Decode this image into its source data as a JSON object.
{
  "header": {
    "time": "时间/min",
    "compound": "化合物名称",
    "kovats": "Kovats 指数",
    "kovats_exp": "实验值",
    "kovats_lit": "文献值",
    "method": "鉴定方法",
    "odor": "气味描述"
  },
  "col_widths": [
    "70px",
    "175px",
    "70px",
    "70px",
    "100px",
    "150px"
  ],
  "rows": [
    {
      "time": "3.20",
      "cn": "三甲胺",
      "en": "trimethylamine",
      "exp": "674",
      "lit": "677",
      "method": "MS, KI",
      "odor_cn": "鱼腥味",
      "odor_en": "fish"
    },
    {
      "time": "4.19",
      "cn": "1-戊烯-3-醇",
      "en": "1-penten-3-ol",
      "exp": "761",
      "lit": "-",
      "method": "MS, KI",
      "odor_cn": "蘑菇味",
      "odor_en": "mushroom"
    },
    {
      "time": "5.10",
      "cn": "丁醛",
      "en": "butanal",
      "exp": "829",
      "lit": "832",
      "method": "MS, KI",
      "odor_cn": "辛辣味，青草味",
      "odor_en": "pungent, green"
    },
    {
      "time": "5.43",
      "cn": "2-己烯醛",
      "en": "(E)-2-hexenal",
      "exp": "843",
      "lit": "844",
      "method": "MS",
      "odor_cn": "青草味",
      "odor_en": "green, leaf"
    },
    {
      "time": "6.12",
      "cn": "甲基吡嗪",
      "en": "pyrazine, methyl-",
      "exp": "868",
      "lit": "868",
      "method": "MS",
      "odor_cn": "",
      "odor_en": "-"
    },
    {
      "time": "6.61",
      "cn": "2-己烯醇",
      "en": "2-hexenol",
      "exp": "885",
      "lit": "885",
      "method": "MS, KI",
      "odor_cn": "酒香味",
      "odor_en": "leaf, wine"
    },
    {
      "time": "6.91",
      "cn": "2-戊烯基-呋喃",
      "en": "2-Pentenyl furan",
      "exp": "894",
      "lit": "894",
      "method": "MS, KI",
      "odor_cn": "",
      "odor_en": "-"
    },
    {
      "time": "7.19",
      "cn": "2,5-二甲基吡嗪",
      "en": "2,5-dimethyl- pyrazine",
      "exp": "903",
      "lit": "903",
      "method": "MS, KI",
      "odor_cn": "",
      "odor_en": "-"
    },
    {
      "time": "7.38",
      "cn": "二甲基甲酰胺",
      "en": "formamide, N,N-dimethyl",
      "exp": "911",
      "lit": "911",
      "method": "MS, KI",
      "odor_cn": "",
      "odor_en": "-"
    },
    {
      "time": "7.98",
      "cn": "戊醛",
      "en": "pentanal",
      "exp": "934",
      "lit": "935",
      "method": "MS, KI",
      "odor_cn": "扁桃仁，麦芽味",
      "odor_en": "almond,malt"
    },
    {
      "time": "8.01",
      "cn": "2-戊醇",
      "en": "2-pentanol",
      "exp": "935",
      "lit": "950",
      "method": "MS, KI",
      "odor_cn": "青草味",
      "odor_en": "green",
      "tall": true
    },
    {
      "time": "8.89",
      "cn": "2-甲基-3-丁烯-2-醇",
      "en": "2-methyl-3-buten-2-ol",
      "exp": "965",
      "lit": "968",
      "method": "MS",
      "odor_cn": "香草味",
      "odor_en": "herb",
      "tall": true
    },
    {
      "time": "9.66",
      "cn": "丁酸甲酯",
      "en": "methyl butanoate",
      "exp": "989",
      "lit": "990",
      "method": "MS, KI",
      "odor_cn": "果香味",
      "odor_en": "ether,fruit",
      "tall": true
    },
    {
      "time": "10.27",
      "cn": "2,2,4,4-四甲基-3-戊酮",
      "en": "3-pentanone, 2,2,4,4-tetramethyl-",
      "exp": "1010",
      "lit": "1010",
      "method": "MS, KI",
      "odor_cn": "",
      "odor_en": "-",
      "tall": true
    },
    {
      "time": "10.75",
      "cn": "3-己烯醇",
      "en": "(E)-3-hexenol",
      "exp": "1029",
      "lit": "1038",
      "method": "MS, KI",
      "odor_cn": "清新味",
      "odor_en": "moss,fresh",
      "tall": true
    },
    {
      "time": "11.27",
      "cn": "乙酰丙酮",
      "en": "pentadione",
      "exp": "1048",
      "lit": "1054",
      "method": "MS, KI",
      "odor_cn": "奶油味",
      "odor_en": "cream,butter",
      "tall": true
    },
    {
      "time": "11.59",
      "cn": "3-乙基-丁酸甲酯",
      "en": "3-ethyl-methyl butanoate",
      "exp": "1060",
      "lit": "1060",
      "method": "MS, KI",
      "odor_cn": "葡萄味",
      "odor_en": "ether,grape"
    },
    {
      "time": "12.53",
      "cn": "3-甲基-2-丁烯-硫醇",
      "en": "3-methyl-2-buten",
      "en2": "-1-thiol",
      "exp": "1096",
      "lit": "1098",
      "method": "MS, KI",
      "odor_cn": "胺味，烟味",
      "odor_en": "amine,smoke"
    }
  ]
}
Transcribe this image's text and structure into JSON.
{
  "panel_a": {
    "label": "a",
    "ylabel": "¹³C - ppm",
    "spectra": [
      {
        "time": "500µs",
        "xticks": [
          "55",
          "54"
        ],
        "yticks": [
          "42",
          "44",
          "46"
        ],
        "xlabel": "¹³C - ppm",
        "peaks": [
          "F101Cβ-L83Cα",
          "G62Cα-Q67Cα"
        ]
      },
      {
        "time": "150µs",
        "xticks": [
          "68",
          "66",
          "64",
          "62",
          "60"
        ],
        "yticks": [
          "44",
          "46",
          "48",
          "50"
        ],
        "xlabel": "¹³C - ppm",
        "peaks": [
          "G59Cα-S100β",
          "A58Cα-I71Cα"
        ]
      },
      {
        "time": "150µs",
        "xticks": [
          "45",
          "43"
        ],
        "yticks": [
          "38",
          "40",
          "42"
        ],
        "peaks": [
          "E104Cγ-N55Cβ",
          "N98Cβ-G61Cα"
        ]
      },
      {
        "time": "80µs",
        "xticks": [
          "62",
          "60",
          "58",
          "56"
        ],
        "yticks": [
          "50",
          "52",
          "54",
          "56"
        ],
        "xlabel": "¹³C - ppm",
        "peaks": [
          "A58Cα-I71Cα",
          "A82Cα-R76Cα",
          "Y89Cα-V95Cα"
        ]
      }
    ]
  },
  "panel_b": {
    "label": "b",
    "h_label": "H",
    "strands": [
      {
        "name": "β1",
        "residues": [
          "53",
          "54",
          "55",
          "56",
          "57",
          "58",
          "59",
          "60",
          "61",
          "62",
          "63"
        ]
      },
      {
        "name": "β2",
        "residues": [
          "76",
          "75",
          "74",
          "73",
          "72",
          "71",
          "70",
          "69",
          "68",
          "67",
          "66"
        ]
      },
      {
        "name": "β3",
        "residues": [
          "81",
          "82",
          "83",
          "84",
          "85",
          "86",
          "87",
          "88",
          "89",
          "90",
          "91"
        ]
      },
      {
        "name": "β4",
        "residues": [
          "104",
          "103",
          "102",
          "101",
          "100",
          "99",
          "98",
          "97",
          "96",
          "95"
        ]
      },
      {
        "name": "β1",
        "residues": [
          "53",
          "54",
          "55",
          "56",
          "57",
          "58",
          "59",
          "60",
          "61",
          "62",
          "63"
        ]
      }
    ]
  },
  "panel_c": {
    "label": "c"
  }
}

EXERCISE REQUIREMENTS: Make an exact copy of the records.

FINAL RESULT:
Decode this image into its source data as a JSON object.
{
  "header": {
    "time": "时间/min",
    "compound": "化合物名称",
    "kovats": "Kovats 指数",
    "kovats_exp": "实验值",
    "kovats_lit": "文献值",
    "method": "鉴定方法",
    "odor": "气味描述"
  },
  "col_widths": [
    "70px",
    "175px",
    "70px",
    "70px",
    "100px",
    "150px"
  ],
  "rows": [
    {
      "time": "3.20",
      "cn": "三甲胺",
      "en": "trimethylamine",
      "exp": "674",
      "lit": "677",
      "method": "MS, KI",
      "odor_cn": "鱼腥味",
      "odor_en": "fish"
    },
    {
      "time": "4.19",
      "cn": "1-戊烯-3-醇",
      "en": "1-penten-3-ol",
      "exp": "761",
      "lit": "-",
      "method": "MS, KI",
      "odor_cn": "蘑菇味",
      "odor_en": "mushroom"
    },
    {
      "time": "5.10",
      "cn": "丁醛",
      "en": "butanal",
      "exp": "829",
      "lit": "832",
      "method": "MS, KI",
      "odor_cn": "辛辣味，青草味",
      "odor_en": "pungent, green"
    },
    {
      "time": "5.43",
      "cn": "2-己烯醛",
      "en": "(E)-2-hexenal",
      "exp": "843",
      "lit": "844",
      "method": "MS",
      "odor_cn": "青草味",
      "odor_en": "green, leaf"
    },
    {
      "time": "6.12",
      "cn": "甲基吡嗪",
      "en": "pyrazine, methyl-",
      "exp": "868",
      "lit": "868",
      "method": "MS",
      "odor_cn": "",
      "odor_en": "-"
    },
    {
      "time": "6.61",
      "cn": "2-己烯醇",
      "en": "2-hexenol",
      "exp": "885",
      "lit": "885",
      "method": "MS, KI",
      "odor_cn": "酒香味",
      "odor_en": "leaf, wine"
    },
    {
      "time": "6.91",
      "cn": "2-戊烯基-呋喃",
      "en": "2-Pentenyl furan",
      "exp": "894",
      "lit": "894",
      "method": "MS, KI",
      "odor_cn": "",
      "odor_en": "-"
    },
    {
      "time": "7.19",
      "cn": "2,5-二甲基吡嗪",
      "en": "2,5-dimethyl- pyrazine",
      "exp": "903",
      "lit": "903",
      "method": "MS, KI",
      "odor_cn": "",
      "odor_en": "-"
    },
    {
      "time": "7.38",
      "cn": "二甲基甲酰胺",
      "en": "formamide, N,N-dimethyl",
      "exp": "911",
      "lit": "911",
      "method": "MS, KI",
      "odor_cn": "",
      "odor_en": "-"
    },
    {
      "time": "7.98",
      "cn": "戊醛",
      "en": "pentanal",
      "exp": "934",
      "lit": "935",
      "method": "MS, KI",
      "odor_cn": "扁桃仁，麦芽味",
      "odor_en": "almond,malt"
    },
    {
      "time": "8.01",
      "cn": "2-戊醇",
      "en": "2-pentanol",
      "exp": "935",
      "lit": "950",
      "method": "MS, KI",
      "odor_cn": "青草味",
      "odor_en": "green",
      "tall": true
    },
    {
      "time": "8.89",
      "cn": "2-甲基-3-丁烯-2-醇",
      "en": "2-methyl-3-buten-2-ol",
      "exp": "965",
      "lit": "968",
      "method": "MS",
      "odor_cn": "香草味",
      "odor_en": "herb",
      "tall": true
    },
    {
      "time": "9.66",
      "cn": "丁酸甲酯",
      "en": "methyl butanoate",
      "exp": "989",
      "lit": "990",
      "method": "MS, KI",
      "odor_cn": "果香味",
      "odor_en": "ether,fruit",
      "tall": true
    },
    {
      "time": "10.27",
      "cn": "2,2,4,4-四甲基-3-戊酮",
      "en": "3-pentanone, 2,2,4,4-tetramethyl-",
      "exp": "1010",
      "lit": "1010",
      "method": "MS, KI",
      "odor_cn": "",
      "odor_en": "-",
      "tall": true
    },
    {
      "time": "10.75",
      "cn": "3-己烯醇",
      "en": "(E)-3-hexenol",
      "exp": "1029",
      "lit": "1038",
      "method": "MS, KI",
      "odor_cn": "清新味",
      "odor_en": "moss,fresh",
      "tall": true
    },
    {
      "time": "11.27",
      "cn": "乙酰丙酮",
      "en": "pentadione",
      "exp": "1048",
      "lit": "1054",
      "method": "MS, KI",
      "odor_cn": "奶油味",
      "odor_en": "cream,butter",
      "tall": true
    },
    {
      "time": "11.59",
      "cn": "3-乙基-丁酸甲酯",
      "en": "3-ethyl-methyl butanoate",
      "exp": "1060",
      "lit": "1060",
      "method": "MS, KI",
      "odor_cn": "葡萄味",
      "odor_en": "ether,grape"
    },
    {
      "time": "12.53",
      "cn": "3-甲基-2-丁烯-硫醇",
      "en": "3-methyl-2-buten",
      "en2": "-1-thiol",
      "exp": "1096",
      "lit": "1098",
      "method": "MS, KI",
      "odor_cn": "胺味，烟味",
      "odor_en": "amine,smoke"
    }
  ]
}
Transcribe this image's text and structure into JSON.
{
  "panel_a": {
    "label": "a",
    "ylabel": "¹³C - ppm",
    "spectra": [
      {
        "time": "500µs",
        "xticks": [
          "55",
          "54"
        ],
        "yticks": [
          "42",
          "44",
          "46"
        ],
        "xlabel": "¹³C - ppm",
        "peaks": [
          "F101Cβ-L83Cα",
          "G62Cα-Q67Cα"
        ]
      },
      {
        "time": "150µs",
        "xticks": [
          "68",
          "66",
          "64",
          "62",
          "60"
        ],
        "yticks": [
          "44",
          "46",
          "48",
          "50"
        ],
        "xlabel": "¹³C - ppm",
        "peaks": [
          "G59Cα-S100β",
          "A58Cα-I71Cα"
        ]
      },
      {
        "time": "150µs",
        "xticks": [
          "45",
          "43"
        ],
        "yticks": [
          "38",
          "40",
          "42"
        ],
        "peaks": [
          "E104Cγ-N55Cβ",
          "N98Cβ-G61Cα"
        ]
      },
      {
        "time": "80µs",
        "xticks": [
          "62",
          "60",
          "58",
          "56"
        ],
        "yticks": [
          "50",
          "52",
          "54",
          "56"
        ],
        "xlabel": "¹³C - ppm",
        "peaks": [
          "A58Cα-I71Cα",
          "A82Cα-R76Cα",
          "Y89Cα-V95Cα"
        ]
      }
    ]
  },
  "panel_b": {
    "label": "b",
    "h_label": "H",
    "strands": [
      {
        "name": "β1",
        "residues": [
          "53",
          "54",
          "55",
          "56",
          "57",
          "58",
          "59",
          "60",
          "61",
          "62",
          "63"
        ]
      },
      {
        "name": "β2",
        "residues": [
          "76",
          "75",
          "74",
          "73",
          "72",
          "71",
          "70",
          "69",
          "68",
          "67",
          "66"
        ]
      },
      {
        "name": "β3",
        "residues": [
          "81",
          "82",
          "83",
          "84",
          "85",
          "86",
          "87",
          "88",
          "89",
          "90",
          "91"
        ]
      },
      {
        "name": "β4",
        "residues": [
          "104",
          "103",
          "102",
          "101",
          "100",
          "99",
          "98",
          "97",
          "96",
          "95"
        ]
      },
      {
        "name": "β1",
        "residues": [
          "53",
          "54",
          "55",
          "56",
          "57",
          "58",
          "59",
          "60",
          "61",
          "62",
          "63"
        ]
      }
    ]
  },
  "panel_c": {
    "label": "c"
  }
}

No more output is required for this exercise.